Problem to solve – Tally every line featuring "arrow", then give that tally alone.

Dataset records
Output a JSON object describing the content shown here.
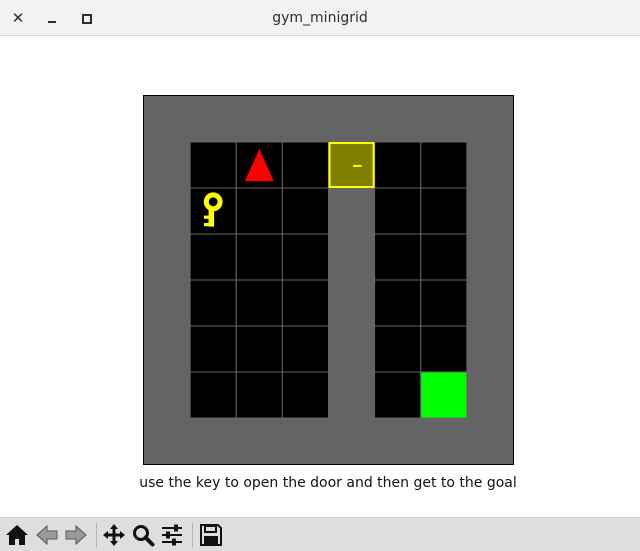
{
  "window": {
    "title": "gym_minigrid",
    "close_glyph": "✕"
  },
  "caption": "use the key to open the door and then get to the goal",
  "env": {
    "grid_width": 8,
    "grid_height": 8,
    "colors": {
      "background": "#646464",
      "floor": "#000000",
      "grid_line": "#646464",
      "agent": "#ff0000",
      "key": "#ffff00",
      "door_frame": "#ffff00",
      "door_fill": "#7f7f00",
      "goal": "#00ff00"
    },
    "floor_cells": [
      [
        1,
        1
      ],
      [
        2,
        1
      ],
      [
        3,
        1
      ],
      [
        5,
        1
      ],
      [
        6,
        1
      ],
      [
        1,
        2
      ],
      [
        2,
        2
      ],
      [
        3,
        2
      ],
      [
        5,
        2
      ],
      [
        6,
        2
      ],
      [
        1,
        3
      ],
      [
        2,
        3
      ],
      [
        3,
        3
      ],
      [
        5,
        3
      ],
      [
        6,
        3
      ],
      [
        1,
        4
      ],
      [
        2,
        4
      ],
      [
        3,
        4
      ],
      [
        5,
        4
      ],
      [
        6,
        4
      ],
      [
        1,
        5
      ],
      [
        2,
        5
      ],
      [
        3,
        5
      ],
      [
        5,
        5
      ],
      [
        6,
        5
      ],
      [
        1,
        6
      ],
      [
        2,
        6
      ],
      [
        3,
        6
      ],
      [
        5,
        6
      ]
    ],
    "door": {
      "cell": [
        4,
        1
      ],
      "state": "locked",
      "color": "yellow"
    },
    "key": {
      "cell": [
        1,
        2
      ],
      "color": "yellow"
    },
    "agent": {
      "cell": [
        2,
        1
      ],
      "direction": "up"
    },
    "goal": {
      "cell": [
        6,
        6
      ]
    }
  },
  "toolbar": {
    "tools": [
      {
        "name": "home-button",
        "icon": "home-icon"
      },
      {
        "name": "back-button",
        "icon": "arrow-left-icon"
      },
      {
        "name": "forward-button",
        "icon": "arrow-right-icon"
      },
      {
        "name": "pan-button",
        "icon": "move-icon"
      },
      {
        "name": "zoom-button",
        "icon": "magnifier-icon"
      },
      {
        "name": "configure-subplots-button",
        "icon": "sliders-icon"
      },
      {
        "name": "save-button",
        "icon": "floppy-disk-icon"
      }
    ]
  }
}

Task result – 2